Entries supplied –
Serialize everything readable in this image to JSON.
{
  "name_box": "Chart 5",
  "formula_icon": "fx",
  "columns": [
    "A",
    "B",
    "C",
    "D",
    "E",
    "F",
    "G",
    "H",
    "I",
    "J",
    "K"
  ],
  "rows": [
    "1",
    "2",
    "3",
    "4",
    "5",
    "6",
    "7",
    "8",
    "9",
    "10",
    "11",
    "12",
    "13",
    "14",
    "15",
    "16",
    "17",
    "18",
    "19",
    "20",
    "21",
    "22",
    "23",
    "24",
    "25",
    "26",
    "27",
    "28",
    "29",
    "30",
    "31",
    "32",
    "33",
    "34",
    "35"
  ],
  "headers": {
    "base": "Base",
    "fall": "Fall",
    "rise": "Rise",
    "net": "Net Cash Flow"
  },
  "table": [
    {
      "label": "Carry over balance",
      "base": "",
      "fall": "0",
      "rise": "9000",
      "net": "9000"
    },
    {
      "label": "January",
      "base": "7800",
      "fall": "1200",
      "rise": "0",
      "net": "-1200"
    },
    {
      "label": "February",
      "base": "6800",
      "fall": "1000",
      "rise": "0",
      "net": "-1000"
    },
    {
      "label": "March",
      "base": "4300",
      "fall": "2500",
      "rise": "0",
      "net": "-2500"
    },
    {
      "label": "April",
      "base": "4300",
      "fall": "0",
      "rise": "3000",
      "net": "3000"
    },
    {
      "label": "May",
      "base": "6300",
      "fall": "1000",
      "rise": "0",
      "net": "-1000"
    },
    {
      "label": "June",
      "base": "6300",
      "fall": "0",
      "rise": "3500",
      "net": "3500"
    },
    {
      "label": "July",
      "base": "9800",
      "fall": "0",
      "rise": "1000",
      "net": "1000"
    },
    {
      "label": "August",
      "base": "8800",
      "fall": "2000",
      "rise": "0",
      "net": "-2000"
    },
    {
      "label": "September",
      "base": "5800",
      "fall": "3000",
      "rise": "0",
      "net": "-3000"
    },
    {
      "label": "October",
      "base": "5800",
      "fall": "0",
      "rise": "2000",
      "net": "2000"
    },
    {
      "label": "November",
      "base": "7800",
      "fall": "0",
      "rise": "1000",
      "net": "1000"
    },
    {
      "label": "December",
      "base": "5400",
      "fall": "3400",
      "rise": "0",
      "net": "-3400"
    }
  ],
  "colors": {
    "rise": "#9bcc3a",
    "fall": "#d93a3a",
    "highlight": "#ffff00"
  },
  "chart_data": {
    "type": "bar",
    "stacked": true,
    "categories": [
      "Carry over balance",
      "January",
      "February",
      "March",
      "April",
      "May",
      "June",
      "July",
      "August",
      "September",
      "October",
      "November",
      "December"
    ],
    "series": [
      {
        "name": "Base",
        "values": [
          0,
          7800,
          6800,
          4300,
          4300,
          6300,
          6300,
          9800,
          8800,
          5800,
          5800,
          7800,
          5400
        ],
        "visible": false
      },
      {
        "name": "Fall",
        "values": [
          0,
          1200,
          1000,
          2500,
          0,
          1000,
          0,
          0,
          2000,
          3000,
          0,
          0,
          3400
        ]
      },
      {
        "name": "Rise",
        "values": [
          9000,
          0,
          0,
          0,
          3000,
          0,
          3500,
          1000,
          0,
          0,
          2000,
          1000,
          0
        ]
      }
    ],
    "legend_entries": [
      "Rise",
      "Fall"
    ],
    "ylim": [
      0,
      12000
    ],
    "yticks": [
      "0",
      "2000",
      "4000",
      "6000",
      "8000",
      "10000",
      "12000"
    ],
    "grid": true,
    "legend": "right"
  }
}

The task –
Every record shown above must be echoed exactly.

Result –
Serialize everything readable in this image to JSON.
{
  "name_box": "Chart 5",
  "formula_icon": "fx",
  "columns": [
    "A",
    "B",
    "C",
    "D",
    "E",
    "F",
    "G",
    "H",
    "I",
    "J",
    "K"
  ],
  "rows": [
    "1",
    "2",
    "3",
    "4",
    "5",
    "6",
    "7",
    "8",
    "9",
    "10",
    "11",
    "12",
    "13",
    "14",
    "15",
    "16",
    "17",
    "18",
    "19",
    "20",
    "21",
    "22",
    "23",
    "24",
    "25",
    "26",
    "27",
    "28",
    "29",
    "30",
    "31",
    "32",
    "33",
    "34",
    "35"
  ],
  "headers": {
    "base": "Base",
    "fall": "Fall",
    "rise": "Rise",
    "net": "Net Cash Flow"
  },
  "table": [
    {
      "label": "Carry over balance",
      "base": "",
      "fall": "0",
      "rise": "9000",
      "net": "9000"
    },
    {
      "label": "January",
      "base": "7800",
      "fall": "1200",
      "rise": "0",
      "net": "-1200"
    },
    {
      "label": "February",
      "base": "6800",
      "fall": "1000",
      "rise": "0",
      "net": "-1000"
    },
    {
      "label": "March",
      "base": "4300",
      "fall": "2500",
      "rise": "0",
      "net": "-2500"
    },
    {
      "label": "April",
      "base": "4300",
      "fall": "0",
      "rise": "3000",
      "net": "3000"
    },
    {
      "label": "May",
      "base": "6300",
      "fall": "1000",
      "rise": "0",
      "net": "-1000"
    },
    {
      "label": "June",
      "base": "6300",
      "fall": "0",
      "rise": "3500",
      "net": "3500"
    },
    {
      "label": "July",
      "base": "9800",
      "fall": "0",
      "rise": "1000",
      "net": "1000"
    },
    {
      "label": "August",
      "base": "8800",
      "fall": "2000",
      "rise": "0",
      "net": "-2000"
    },
    {
      "label": "September",
      "base": "5800",
      "fall": "3000",
      "rise": "0",
      "net": "-3000"
    },
    {
      "label": "October",
      "base": "5800",
      "fall": "0",
      "rise": "2000",
      "net": "2000"
    },
    {
      "label": "November",
      "base": "7800",
      "fall": "0",
      "rise": "1000",
      "net": "1000"
    },
    {
      "label": "December",
      "base": "5400",
      "fall": "3400",
      "rise": "0",
      "net": "-3400"
    }
  ],
  "colors": {
    "rise": "#9bcc3a",
    "fall": "#d93a3a",
    "highlight": "#ffff00"
  },
  "chart_data": {
    "type": "bar",
    "stacked": true,
    "categories": [
      "Carry over balance",
      "January",
      "February",
      "March",
      "April",
      "May",
      "June",
      "July",
      "August",
      "September",
      "October",
      "November",
      "December"
    ],
    "series": [
      {
        "name": "Base",
        "values": [
          0,
          7800,
          6800,
          4300,
          4300,
          6300,
          6300,
          9800,
          8800,
          5800,
          5800,
          7800,
          5400
        ],
        "visible": false
      },
      {
        "name": "Fall",
        "values": [
          0,
          1200,
          1000,
          2500,
          0,
          1000,
          0,
          0,
          2000,
          3000,
          0,
          0,
          3400
        ]
      },
      {
        "name": "Rise",
        "values": [
          9000,
          0,
          0,
          0,
          3000,
          0,
          3500,
          1000,
          0,
          0,
          2000,
          1000,
          0
        ]
      }
    ],
    "legend_entries": [
      "Rise",
      "Fall"
    ],
    "ylim": [
      0,
      12000
    ],
    "yticks": [
      "0",
      "2000",
      "4000",
      "6000",
      "8000",
      "10000",
      "12000"
    ],
    "grid": true,
    "legend": "right"
  }
}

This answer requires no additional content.